_Given information_:
--
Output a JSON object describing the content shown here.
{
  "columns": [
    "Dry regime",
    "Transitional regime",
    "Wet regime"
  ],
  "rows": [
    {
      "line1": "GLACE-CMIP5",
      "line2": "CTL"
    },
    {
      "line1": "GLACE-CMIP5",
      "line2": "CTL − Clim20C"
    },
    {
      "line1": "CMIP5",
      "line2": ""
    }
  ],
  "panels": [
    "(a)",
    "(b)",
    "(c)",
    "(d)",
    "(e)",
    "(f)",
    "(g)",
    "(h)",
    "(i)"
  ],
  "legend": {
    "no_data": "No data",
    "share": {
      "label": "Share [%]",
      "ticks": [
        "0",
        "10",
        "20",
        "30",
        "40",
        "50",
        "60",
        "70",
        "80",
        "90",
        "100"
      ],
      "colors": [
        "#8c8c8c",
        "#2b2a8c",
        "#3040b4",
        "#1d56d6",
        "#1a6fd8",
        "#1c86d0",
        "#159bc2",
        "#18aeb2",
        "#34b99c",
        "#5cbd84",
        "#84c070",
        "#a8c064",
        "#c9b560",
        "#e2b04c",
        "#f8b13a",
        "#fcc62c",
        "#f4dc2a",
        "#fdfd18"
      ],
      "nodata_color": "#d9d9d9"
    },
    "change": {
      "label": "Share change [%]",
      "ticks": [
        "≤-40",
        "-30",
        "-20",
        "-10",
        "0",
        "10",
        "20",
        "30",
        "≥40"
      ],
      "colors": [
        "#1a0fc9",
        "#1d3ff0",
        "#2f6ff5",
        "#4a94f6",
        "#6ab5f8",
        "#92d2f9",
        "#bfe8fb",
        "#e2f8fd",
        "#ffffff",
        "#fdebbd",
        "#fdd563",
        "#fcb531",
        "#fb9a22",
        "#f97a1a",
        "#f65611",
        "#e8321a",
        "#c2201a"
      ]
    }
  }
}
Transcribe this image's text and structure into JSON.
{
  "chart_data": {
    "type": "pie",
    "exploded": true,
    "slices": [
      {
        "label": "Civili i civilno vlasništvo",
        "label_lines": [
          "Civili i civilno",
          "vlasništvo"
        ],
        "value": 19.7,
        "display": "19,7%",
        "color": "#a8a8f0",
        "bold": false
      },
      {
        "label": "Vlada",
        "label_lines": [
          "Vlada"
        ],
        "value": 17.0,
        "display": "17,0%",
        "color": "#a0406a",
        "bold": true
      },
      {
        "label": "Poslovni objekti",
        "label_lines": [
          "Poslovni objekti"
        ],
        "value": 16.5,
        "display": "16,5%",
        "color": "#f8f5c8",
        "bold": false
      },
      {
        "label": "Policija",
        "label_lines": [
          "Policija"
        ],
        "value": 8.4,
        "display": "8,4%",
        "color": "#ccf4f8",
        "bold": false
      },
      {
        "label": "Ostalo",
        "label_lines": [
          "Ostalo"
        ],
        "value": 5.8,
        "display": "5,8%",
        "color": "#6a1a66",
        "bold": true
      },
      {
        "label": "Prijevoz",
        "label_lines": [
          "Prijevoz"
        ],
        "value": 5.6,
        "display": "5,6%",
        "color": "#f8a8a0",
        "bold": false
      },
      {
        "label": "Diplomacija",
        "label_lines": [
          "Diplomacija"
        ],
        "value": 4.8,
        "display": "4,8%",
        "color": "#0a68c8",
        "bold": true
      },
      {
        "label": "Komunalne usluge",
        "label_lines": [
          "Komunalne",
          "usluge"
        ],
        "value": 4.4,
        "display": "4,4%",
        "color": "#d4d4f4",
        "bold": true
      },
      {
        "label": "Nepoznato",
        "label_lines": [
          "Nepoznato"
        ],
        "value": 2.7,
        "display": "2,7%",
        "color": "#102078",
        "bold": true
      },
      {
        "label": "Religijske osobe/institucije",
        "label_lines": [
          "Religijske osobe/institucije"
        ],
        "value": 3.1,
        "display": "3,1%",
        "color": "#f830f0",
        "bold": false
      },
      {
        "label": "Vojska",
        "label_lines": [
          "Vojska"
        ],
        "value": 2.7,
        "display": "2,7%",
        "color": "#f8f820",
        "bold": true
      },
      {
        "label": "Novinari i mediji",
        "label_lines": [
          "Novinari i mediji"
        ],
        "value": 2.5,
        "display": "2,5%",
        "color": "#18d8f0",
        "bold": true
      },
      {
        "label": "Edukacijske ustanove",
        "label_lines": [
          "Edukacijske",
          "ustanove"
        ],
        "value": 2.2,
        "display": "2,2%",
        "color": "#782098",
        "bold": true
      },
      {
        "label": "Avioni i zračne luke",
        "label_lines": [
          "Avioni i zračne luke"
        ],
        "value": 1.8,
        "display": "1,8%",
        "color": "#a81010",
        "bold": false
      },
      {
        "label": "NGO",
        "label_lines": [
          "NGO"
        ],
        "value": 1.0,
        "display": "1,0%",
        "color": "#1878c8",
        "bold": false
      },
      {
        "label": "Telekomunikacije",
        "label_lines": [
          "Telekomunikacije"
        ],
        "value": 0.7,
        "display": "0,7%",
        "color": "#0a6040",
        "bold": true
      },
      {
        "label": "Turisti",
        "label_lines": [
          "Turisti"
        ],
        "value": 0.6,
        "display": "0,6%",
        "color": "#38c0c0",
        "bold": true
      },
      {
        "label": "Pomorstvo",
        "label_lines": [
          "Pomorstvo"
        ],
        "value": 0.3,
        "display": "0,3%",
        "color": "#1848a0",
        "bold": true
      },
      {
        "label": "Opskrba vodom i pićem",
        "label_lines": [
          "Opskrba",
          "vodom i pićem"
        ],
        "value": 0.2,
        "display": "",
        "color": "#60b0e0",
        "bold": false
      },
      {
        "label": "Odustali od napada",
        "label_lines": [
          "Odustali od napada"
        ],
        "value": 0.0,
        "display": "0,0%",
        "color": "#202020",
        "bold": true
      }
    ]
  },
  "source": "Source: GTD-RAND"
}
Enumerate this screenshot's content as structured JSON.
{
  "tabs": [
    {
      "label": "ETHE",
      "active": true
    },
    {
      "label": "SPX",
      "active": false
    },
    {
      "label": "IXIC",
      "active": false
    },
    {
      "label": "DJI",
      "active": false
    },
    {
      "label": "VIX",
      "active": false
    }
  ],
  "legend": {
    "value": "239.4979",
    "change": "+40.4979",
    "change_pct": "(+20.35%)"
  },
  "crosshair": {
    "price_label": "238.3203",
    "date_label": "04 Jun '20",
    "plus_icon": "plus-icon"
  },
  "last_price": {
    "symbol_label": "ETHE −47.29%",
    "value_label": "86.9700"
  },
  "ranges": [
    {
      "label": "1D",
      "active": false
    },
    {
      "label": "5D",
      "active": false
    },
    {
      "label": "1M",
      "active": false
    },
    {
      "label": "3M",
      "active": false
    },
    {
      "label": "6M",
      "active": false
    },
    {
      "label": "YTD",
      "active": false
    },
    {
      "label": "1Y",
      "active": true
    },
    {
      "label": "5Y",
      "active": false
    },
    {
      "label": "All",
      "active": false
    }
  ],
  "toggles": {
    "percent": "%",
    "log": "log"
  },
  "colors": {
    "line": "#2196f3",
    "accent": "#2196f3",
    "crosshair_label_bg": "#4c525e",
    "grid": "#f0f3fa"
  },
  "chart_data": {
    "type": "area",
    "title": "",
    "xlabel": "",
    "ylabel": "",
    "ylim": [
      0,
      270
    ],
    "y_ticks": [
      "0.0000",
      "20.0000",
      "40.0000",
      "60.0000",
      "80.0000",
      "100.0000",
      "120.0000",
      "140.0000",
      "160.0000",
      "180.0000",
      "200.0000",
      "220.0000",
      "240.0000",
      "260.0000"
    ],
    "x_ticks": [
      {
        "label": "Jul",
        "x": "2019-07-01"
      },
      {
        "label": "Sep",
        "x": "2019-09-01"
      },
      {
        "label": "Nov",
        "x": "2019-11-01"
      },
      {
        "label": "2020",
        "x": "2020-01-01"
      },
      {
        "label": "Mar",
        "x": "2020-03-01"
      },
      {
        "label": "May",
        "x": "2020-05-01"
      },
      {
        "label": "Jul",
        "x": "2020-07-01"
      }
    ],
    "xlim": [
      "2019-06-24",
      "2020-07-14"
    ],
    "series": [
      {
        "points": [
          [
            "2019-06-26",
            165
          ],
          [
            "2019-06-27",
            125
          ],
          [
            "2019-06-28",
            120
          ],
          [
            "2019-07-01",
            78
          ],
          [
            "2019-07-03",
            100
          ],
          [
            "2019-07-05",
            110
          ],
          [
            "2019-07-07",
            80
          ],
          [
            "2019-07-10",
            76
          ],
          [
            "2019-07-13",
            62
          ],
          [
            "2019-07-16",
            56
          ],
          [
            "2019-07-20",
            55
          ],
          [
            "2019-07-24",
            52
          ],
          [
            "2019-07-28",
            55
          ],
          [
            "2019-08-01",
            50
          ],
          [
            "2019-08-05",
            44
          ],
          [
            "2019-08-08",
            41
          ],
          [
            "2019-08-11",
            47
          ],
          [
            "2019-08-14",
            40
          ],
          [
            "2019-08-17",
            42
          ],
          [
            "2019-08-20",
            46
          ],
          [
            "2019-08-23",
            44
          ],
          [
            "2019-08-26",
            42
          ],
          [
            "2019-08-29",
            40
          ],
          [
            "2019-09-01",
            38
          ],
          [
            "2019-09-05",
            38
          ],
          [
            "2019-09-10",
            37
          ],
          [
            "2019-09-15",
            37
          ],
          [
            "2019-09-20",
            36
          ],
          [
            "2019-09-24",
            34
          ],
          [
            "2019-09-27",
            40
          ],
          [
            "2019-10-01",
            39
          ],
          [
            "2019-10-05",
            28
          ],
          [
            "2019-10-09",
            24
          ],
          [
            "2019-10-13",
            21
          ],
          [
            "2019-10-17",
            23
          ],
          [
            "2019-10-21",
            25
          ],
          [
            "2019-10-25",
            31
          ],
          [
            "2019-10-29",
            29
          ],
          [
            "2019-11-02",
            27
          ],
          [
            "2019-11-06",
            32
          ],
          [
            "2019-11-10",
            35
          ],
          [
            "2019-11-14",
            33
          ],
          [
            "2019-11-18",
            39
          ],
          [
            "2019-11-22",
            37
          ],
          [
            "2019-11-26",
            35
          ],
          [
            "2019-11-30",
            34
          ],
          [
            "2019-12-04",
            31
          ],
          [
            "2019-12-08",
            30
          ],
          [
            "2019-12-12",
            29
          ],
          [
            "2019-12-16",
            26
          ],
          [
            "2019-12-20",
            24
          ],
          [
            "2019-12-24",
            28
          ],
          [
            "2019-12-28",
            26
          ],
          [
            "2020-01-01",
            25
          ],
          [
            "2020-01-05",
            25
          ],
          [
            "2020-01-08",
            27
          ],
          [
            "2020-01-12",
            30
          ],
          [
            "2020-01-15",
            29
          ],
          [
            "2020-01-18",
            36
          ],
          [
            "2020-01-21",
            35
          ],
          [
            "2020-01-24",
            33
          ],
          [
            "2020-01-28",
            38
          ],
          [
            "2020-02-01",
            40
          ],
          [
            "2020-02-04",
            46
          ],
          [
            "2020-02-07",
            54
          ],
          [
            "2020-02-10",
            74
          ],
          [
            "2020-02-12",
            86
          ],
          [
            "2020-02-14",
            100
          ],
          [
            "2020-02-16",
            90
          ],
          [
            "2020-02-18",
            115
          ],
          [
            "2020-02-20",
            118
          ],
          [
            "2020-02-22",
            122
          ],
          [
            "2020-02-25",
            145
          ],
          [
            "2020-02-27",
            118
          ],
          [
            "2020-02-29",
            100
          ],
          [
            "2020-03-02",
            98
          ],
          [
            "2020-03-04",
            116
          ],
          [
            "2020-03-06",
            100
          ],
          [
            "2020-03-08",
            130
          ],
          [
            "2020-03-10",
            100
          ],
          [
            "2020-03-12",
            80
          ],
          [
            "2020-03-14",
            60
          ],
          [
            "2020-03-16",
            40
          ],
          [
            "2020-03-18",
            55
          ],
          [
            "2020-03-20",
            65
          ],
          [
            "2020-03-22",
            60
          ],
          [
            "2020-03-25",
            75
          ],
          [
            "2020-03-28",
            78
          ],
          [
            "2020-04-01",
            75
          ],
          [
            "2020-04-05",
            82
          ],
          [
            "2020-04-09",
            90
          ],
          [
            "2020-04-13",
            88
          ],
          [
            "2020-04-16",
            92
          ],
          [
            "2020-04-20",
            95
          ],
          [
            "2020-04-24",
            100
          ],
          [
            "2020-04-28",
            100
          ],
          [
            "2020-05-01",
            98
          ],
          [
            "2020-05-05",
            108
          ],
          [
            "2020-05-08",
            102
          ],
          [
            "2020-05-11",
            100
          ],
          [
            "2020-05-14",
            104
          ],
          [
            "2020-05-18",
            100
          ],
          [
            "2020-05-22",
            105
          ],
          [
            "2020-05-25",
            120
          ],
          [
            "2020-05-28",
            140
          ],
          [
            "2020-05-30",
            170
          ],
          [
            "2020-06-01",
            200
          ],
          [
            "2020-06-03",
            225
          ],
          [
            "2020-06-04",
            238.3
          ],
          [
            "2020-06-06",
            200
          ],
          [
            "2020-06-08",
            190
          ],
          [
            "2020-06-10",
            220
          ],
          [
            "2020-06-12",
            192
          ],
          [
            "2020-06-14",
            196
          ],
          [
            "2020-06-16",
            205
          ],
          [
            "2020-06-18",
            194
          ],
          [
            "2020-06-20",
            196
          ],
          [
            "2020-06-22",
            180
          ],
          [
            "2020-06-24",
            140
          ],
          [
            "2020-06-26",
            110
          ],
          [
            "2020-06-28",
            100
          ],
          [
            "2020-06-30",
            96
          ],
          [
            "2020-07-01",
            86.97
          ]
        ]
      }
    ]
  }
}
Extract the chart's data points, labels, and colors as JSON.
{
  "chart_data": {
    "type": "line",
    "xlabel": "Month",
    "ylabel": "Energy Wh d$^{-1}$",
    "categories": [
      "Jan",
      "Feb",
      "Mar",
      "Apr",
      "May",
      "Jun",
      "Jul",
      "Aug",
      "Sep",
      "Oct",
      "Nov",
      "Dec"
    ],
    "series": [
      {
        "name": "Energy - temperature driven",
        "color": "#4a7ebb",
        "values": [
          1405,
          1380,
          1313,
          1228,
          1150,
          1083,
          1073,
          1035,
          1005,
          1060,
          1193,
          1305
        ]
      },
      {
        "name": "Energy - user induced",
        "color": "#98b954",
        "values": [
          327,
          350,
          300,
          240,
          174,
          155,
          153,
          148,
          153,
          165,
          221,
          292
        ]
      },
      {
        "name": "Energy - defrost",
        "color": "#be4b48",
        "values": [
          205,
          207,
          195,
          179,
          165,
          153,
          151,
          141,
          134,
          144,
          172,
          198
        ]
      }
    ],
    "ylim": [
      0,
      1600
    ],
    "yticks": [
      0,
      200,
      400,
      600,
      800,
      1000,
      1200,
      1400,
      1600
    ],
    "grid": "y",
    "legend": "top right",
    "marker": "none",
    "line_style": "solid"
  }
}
--
_Written problem_:
Pick out every line holding the string "civilno" and return it.

_Final result_:
        "label": "Civili i civilno vlasništvo",
          "Civili i civilno",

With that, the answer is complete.